- [Fragmento proporcionado]:
———
La cultura pasa a ser considerada artículo de lujo o antigualla, innecesaria
para el desempeño de los jóvenes. La figura de persona culta dilapida su
antiguo prestigio e, incluso, pasa a formar parte de un nuevo paradigma con algunos
rasgos de analfabetismo funcional.
El Parlamento Nacional ya no es el órgano
que atiende e impulsa los intereses de los ciudadanos; lo suple una institución
que se consolida públicamente en términos de protesta. Los gobiernos de
diferentes signos y que se alternan en el poder en el siglo XXI se clasifican
como conservadores o progresistas, aunque todos no siguen otro camino que no
fuera el de atenerse al mismo esquema económico y social estándar que cabe a
los países de la región. Aumentan la incertidumbre y la desconfianza, y el país
se divide en los que aprueban y en los que desaprueban todo. Esa simplificación
facilita el desentendimiento y la agresividad en las relaciones entre adversarios
políticos. Prospera cierta indiferencia ante la educación, pérdida de fe en el
trabajo, cono factor en la formación ética, y se prefieren el trámite rápido y
el empleo fácil. Hay consenso en cuanto a que tiene que cambiar la educación; pero
¿en qué tiene que cambiar?
CAMBIO ESPIRITUAL
Los méritos personales resultan factores intrascendentes
frente a lo que se recibe ya hecho, del todo facilitador y utilitario y no
exige gasto ni esfuerzo. Lo propio se vuelve caduco, y es adoptado lo ajeno,
incluso las ideas y el fenómeno espiritual que producen los sentimientos. El
régimen político democrático felizmente auspicia la libertad y permite elegir,
una acción fundamental por la que no sólo se eligen los gobernantes, sino que,
y ante todo, se define el destino de la persona y su moral.
Contribuye en este fenómeno colectivo la
fragilidad y pobreza de la cultura y el enmohecimiento del raciocinio. Se suman
las insuficiencias del orden social y económico, los problemas, las anomias, el
contagio enajenante de la globalización y la imitación irreflexiva. Se
prescinde así de toda posibilidad de enriquecimiento personal y se impone un
cada vez más arraigado patrón ético, estético y axiológico vulgar, que pierde
la originalidad que alguna vez caracterizó a la cultura propia.
———
Registros de anotación de coordenadas
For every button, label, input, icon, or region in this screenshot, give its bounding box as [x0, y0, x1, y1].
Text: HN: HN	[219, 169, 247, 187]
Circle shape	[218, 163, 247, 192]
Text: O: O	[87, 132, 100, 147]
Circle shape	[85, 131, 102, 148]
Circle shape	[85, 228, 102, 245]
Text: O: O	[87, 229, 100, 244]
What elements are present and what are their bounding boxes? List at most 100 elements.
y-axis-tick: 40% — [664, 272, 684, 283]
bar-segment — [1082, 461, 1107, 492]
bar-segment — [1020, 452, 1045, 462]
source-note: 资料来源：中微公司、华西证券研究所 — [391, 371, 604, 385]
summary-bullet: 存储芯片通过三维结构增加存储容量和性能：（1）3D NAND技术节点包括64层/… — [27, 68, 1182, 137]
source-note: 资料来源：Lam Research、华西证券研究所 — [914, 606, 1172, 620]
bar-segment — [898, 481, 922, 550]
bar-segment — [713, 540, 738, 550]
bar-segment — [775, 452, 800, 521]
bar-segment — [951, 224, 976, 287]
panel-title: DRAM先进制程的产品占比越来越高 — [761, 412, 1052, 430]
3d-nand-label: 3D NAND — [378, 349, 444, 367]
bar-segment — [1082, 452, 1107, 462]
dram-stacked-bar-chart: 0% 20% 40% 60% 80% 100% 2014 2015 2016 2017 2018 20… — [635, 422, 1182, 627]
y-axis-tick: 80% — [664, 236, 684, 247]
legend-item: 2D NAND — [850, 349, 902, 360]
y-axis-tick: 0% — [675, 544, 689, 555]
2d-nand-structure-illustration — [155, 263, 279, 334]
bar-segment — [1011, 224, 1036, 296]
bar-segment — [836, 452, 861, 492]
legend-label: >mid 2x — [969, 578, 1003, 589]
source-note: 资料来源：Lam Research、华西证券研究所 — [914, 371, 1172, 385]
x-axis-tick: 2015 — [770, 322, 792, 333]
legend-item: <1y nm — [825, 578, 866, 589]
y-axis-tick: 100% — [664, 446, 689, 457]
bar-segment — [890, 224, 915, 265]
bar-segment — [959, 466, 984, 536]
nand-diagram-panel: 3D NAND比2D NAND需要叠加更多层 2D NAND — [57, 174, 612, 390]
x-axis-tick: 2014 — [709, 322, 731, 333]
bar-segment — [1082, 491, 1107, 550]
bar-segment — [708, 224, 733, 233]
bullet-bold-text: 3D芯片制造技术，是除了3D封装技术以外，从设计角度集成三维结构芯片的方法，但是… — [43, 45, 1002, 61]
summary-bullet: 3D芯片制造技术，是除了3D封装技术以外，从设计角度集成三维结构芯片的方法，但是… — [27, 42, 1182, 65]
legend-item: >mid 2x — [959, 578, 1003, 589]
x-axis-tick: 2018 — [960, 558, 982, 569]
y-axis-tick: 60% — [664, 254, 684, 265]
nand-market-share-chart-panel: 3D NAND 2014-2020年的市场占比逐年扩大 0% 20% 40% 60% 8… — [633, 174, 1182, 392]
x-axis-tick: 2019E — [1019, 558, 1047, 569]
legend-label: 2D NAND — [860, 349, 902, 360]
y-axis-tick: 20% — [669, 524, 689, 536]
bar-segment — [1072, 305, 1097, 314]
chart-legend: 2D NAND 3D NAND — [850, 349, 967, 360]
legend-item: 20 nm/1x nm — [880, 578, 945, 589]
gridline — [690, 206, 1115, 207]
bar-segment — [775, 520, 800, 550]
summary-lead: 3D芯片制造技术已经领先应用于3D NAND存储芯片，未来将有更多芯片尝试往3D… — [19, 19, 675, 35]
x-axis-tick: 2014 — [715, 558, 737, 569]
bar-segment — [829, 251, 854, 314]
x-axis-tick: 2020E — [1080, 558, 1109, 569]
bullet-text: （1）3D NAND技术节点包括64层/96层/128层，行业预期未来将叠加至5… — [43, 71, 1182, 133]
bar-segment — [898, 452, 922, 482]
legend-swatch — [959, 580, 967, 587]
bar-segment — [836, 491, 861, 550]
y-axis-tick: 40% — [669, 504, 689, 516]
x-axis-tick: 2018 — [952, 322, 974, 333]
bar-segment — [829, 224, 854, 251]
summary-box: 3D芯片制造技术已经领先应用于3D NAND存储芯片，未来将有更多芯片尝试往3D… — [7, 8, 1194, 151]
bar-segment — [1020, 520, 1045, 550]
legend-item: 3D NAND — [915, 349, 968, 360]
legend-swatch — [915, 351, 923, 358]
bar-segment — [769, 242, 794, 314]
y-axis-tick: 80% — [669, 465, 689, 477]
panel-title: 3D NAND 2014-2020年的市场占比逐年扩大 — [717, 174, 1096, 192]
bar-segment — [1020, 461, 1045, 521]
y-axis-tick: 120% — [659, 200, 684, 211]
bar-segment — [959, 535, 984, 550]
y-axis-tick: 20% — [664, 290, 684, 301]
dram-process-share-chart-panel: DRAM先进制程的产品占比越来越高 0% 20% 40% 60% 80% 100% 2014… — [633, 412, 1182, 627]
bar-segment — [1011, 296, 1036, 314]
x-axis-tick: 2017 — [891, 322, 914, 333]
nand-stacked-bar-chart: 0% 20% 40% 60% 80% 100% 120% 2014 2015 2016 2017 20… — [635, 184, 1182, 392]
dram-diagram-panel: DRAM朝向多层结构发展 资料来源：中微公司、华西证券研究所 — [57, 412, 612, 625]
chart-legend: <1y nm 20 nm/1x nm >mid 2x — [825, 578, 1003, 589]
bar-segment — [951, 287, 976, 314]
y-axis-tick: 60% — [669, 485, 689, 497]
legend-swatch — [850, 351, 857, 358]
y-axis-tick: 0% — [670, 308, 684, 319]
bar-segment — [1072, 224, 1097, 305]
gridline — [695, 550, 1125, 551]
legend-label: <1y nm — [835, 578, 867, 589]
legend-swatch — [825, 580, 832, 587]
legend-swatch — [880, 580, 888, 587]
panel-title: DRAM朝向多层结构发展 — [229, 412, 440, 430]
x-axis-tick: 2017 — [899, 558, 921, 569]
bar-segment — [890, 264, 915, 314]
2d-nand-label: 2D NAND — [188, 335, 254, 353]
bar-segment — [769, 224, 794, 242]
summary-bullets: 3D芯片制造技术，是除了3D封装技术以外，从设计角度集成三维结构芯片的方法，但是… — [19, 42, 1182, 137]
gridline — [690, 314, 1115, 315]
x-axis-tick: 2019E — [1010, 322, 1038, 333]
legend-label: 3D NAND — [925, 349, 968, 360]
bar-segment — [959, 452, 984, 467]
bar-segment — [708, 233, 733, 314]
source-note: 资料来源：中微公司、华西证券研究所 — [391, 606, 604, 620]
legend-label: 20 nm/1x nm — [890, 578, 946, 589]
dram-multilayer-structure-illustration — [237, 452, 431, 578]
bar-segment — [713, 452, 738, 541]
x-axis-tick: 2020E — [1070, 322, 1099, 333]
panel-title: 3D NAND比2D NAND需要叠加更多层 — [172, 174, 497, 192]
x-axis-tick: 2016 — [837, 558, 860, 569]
———
- [Requisitos de la tarea]:
Conteste las siguientes preguntas a partir del fragmento proporcionado:
1. ¿Qué suple al Parlamento Nacional?
2. ¿En qué dos grupos se divide el país?
3. ¿Qué auspicia felizmente el régimen político democrático?
El listado no interviene en absoluto en este ejercicio.

- [Solución propuesta]:
1. Una institución que se consolida públicamente en términos de protesta.
2. En los que aprueban todo y en los que desaprueban todo.
3. La libertad.